*WORK TO COMPLETE*
Reproduce every record below exactly as it appears.

* Begin *

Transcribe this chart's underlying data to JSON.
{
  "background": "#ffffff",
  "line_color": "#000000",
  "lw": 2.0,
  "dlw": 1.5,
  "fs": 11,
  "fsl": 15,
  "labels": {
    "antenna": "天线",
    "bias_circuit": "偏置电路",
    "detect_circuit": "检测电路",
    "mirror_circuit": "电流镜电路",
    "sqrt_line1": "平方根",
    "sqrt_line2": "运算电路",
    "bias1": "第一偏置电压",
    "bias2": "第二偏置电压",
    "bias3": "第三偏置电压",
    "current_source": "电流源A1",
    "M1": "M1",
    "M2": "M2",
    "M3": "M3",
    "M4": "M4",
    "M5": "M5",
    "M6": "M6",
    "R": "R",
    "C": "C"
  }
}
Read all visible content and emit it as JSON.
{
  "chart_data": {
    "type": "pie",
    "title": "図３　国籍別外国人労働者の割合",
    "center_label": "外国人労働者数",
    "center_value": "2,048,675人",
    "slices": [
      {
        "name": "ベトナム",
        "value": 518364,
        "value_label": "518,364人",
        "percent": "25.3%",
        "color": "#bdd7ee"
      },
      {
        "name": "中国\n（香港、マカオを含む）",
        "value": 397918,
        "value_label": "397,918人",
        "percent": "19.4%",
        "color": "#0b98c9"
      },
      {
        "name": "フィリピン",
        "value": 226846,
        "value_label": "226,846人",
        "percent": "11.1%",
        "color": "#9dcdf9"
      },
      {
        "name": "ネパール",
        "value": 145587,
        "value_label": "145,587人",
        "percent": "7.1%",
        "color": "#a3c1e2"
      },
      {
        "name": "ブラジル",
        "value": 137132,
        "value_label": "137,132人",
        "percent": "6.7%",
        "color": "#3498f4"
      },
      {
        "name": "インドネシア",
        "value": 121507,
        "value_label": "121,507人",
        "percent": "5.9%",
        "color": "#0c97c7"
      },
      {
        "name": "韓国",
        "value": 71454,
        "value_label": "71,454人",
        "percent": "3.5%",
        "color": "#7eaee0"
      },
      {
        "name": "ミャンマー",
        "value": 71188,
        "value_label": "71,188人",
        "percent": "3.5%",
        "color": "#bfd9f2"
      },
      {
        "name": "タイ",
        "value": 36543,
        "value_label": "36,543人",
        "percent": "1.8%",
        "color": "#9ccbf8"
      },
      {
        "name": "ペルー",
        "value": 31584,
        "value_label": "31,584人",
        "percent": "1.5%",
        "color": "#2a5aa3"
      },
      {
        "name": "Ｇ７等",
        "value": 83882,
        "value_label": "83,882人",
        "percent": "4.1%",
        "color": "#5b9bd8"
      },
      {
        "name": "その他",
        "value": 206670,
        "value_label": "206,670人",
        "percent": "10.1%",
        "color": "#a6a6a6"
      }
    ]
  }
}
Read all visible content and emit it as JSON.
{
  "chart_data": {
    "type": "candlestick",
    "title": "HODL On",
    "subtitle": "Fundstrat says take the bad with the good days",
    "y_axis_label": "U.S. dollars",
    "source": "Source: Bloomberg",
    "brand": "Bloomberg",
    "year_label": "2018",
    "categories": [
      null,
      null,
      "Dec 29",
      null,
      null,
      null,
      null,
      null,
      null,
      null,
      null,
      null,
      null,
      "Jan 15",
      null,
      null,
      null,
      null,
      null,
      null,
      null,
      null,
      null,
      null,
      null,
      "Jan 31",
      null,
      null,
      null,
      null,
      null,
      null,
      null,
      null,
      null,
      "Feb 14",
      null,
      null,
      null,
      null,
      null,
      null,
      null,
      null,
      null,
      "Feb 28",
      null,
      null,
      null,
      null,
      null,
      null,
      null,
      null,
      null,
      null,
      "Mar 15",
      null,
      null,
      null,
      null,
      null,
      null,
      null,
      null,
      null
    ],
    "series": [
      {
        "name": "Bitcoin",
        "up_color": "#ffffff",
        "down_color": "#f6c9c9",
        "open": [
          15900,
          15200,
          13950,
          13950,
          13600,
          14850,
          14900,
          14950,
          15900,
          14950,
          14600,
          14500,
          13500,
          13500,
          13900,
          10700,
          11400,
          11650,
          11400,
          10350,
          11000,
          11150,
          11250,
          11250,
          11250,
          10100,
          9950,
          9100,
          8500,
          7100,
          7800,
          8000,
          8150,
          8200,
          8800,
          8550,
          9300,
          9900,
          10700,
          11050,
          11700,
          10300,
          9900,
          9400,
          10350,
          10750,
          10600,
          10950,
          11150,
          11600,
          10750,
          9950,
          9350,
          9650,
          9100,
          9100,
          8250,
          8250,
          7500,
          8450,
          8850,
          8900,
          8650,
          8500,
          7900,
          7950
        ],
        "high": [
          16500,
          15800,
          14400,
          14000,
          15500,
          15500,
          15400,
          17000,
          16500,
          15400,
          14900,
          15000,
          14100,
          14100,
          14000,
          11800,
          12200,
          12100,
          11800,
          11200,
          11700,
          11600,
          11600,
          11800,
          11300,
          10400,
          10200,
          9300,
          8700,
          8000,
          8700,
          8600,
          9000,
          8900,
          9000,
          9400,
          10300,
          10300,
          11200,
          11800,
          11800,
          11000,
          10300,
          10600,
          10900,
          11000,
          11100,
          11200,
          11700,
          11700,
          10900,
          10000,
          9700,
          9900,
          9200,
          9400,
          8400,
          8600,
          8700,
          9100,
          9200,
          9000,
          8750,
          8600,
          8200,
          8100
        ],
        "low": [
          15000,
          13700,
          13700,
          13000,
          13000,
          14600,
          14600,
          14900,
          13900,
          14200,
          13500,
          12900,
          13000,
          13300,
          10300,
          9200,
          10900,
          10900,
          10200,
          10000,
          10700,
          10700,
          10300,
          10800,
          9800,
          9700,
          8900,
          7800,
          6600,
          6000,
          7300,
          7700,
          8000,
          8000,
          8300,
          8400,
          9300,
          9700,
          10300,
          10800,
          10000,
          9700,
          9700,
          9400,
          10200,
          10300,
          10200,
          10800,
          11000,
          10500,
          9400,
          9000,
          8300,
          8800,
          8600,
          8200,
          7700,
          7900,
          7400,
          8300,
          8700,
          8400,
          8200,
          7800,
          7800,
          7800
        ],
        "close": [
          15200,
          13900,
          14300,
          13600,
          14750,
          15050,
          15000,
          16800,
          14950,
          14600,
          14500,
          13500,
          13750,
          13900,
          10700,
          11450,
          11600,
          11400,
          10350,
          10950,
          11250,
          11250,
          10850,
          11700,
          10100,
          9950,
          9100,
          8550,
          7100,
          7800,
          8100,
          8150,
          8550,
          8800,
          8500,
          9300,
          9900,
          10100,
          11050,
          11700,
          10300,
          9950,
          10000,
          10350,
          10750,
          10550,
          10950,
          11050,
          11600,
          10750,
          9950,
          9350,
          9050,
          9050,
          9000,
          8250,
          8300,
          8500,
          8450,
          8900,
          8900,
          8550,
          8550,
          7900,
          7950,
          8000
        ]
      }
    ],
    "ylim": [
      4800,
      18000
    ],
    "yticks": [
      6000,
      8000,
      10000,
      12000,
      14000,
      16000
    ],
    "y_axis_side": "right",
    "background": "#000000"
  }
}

* End *

*FINAL RESULT*
Transcribe this chart's underlying data to JSON.
{
  "background": "#ffffff",
  "line_color": "#000000",
  "lw": 2.0,
  "dlw": 1.5,
  "fs": 11,
  "fsl": 15,
  "labels": {
    "antenna": "天线",
    "bias_circuit": "偏置电路",
    "detect_circuit": "检测电路",
    "mirror_circuit": "电流镜电路",
    "sqrt_line1": "平方根",
    "sqrt_line2": "运算电路",
    "bias1": "第一偏置电压",
    "bias2": "第二偏置电压",
    "bias3": "第三偏置电压",
    "current_source": "电流源A1",
    "M1": "M1",
    "M2": "M2",
    "M3": "M3",
    "M4": "M4",
    "M5": "M5",
    "M6": "M6",
    "R": "R",
    "C": "C"
  }
}
Read all visible content and emit it as JSON.
{
  "chart_data": {
    "type": "pie",
    "title": "図３　国籍別外国人労働者の割合",
    "center_label": "外国人労働者数",
    "center_value": "2,048,675人",
    "slices": [
      {
        "name": "ベトナム",
        "value": 518364,
        "value_label": "518,364人",
        "percent": "25.3%",
        "color": "#bdd7ee"
      },
      {
        "name": "中国\n（香港、マカオを含む）",
        "value": 397918,
        "value_label": "397,918人",
        "percent": "19.4%",
        "color": "#0b98c9"
      },
      {
        "name": "フィリピン",
        "value": 226846,
        "value_label": "226,846人",
        "percent": "11.1%",
        "color": "#9dcdf9"
      },
      {
        "name": "ネパール",
        "value": 145587,
        "value_label": "145,587人",
        "percent": "7.1%",
        "color": "#a3c1e2"
      },
      {
        "name": "ブラジル",
        "value": 137132,
        "value_label": "137,132人",
        "percent": "6.7%",
        "color": "#3498f4"
      },
      {
        "name": "インドネシア",
        "value": 121507,
        "value_label": "121,507人",
        "percent": "5.9%",
        "color": "#0c97c7"
      },
      {
        "name": "韓国",
        "value": 71454,
        "value_label": "71,454人",
        "percent": "3.5%",
        "color": "#7eaee0"
      },
      {
        "name": "ミャンマー",
        "value": 71188,
        "value_label": "71,188人",
        "percent": "3.5%",
        "color": "#bfd9f2"
      },
      {
        "name": "タイ",
        "value": 36543,
        "value_label": "36,543人",
        "percent": "1.8%",
        "color": "#9ccbf8"
      },
      {
        "name": "ペルー",
        "value": 31584,
        "value_label": "31,584人",
        "percent": "1.5%",
        "color": "#2a5aa3"
      },
      {
        "name": "Ｇ７等",
        "value": 83882,
        "value_label": "83,882人",
        "percent": "4.1%",
        "color": "#5b9bd8"
      },
      {
        "name": "その他",
        "value": 206670,
        "value_label": "206,670人",
        "percent": "10.1%",
        "color": "#a6a6a6"
      }
    ]
  }
}
Read all visible content and emit it as JSON.
{
  "chart_data": {
    "type": "candlestick",
    "title": "HODL On",
    "subtitle": "Fundstrat says take the bad with the good days",
    "y_axis_label": "U.S. dollars",
    "source": "Source: Bloomberg",
    "brand": "Bloomberg",
    "year_label": "2018",
    "categories": [
      null,
      null,
      "Dec 29",
      null,
      null,
      null,
      null,
      null,
      null,
      null,
      null,
      null,
      null,
      "Jan 15",
      null,
      null,
      null,
      null,
      null,
      null,
      null,
      null,
      null,
      null,
      null,
      "Jan 31",
      null,
      null,
      null,
      null,
      null,
      null,
      null,
      null,
      null,
      "Feb 14",
      null,
      null,
      null,
      null,
      null,
      null,
      null,
      null,
      null,
      "Feb 28",
      null,
      null,
      null,
      null,
      null,
      null,
      null,
      null,
      null,
      null,
      "Mar 15",
      null,
      null,
      null,
      null,
      null,
      null,
      null,
      null,
      null
    ],
    "series": [
      {
        "name": "Bitcoin",
        "up_color": "#ffffff",
        "down_color": "#f6c9c9",
        "open": [
          15900,
          15200,
          13950,
          13950,
          13600,
          14850,
          14900,
          14950,
          15900,
          14950,
          14600,
          14500,
          13500,
          13500,
          13900,
          10700,
          11400,
          11650,
          11400,
          10350,
          11000,
          11150,
          11250,
          11250,
          11250,
          10100,
          9950,
          9100,
          8500,
          7100,
          7800,
          8000,
          8150,
          8200,
          8800,
          8550,
          9300,
          9900,
          10700,
          11050,
          11700,
          10300,
          9900,
          9400,
          10350,
          10750,
          10600,
          10950,
          11150,
          11600,
          10750,
          9950,
          9350,
          9650,
          9100,
          9100,
          8250,
          8250,
          7500,
          8450,
          8850,
          8900,
          8650,
          8500,
          7900,
          7950
        ],
        "high": [
          16500,
          15800,
          14400,
          14000,
          15500,
          15500,
          15400,
          17000,
          16500,
          15400,
          14900,
          15000,
          14100,
          14100,
          14000,
          11800,
          12200,
          12100,
          11800,
          11200,
          11700,
          11600,
          11600,
          11800,
          11300,
          10400,
          10200,
          9300,
          8700,
          8000,
          8700,
          8600,
          9000,
          8900,
          9000,
          9400,
          10300,
          10300,
          11200,
          11800,
          11800,
          11000,
          10300,
          10600,
          10900,
          11000,
          11100,
          11200,
          11700,
          11700,
          10900,
          10000,
          9700,
          9900,
          9200,
          9400,
          8400,
          8600,
          8700,
          9100,
          9200,
          9000,
          8750,
          8600,
          8200,
          8100
        ],
        "low": [
          15000,
          13700,
          13700,
          13000,
          13000,
          14600,
          14600,
          14900,
          13900,
          14200,
          13500,
          12900,
          13000,
          13300,
          10300,
          9200,
          10900,
          10900,
          10200,
          10000,
          10700,
          10700,
          10300,
          10800,
          9800,
          9700,
          8900,
          7800,
          6600,
          6000,
          7300,
          7700,
          8000,
          8000,
          8300,
          8400,
          9300,
          9700,
          10300,
          10800,
          10000,
          9700,
          9700,
          9400,
          10200,
          10300,
          10200,
          10800,
          11000,
          10500,
          9400,
          9000,
          8300,
          8800,
          8600,
          8200,
          7700,
          7900,
          7400,
          8300,
          8700,
          8400,
          8200,
          7800,
          7800,
          7800
        ],
        "close": [
          15200,
          13900,
          14300,
          13600,
          14750,
          15050,
          15000,
          16800,
          14950,
          14600,
          14500,
          13500,
          13750,
          13900,
          10700,
          11450,
          11600,
          11400,
          10350,
          10950,
          11250,
          11250,
          10850,
          11700,
          10100,
          9950,
          9100,
          8550,
          7100,
          7800,
          8100,
          8150,
          8550,
          8800,
          8500,
          9300,
          9900,
          10100,
          11050,
          11700,
          10300,
          9950,
          10000,
          10350,
          10750,
          10550,
          10950,
          11050,
          11600,
          10750,
          9950,
          9350,
          9050,
          9050,
          9000,
          8250,
          8300,
          8500,
          8450,
          8900,
          8900,
          8550,
          8550,
          7900,
          7950,
          8000
        ]
      }
    ],
    "ylim": [
      4800,
      18000
    ],
    "yticks": [
      6000,
      8000,
      10000,
      12000,
      14000,
      16000
    ],
    "y_axis_side": "right",
    "background": "#000000"
  }
}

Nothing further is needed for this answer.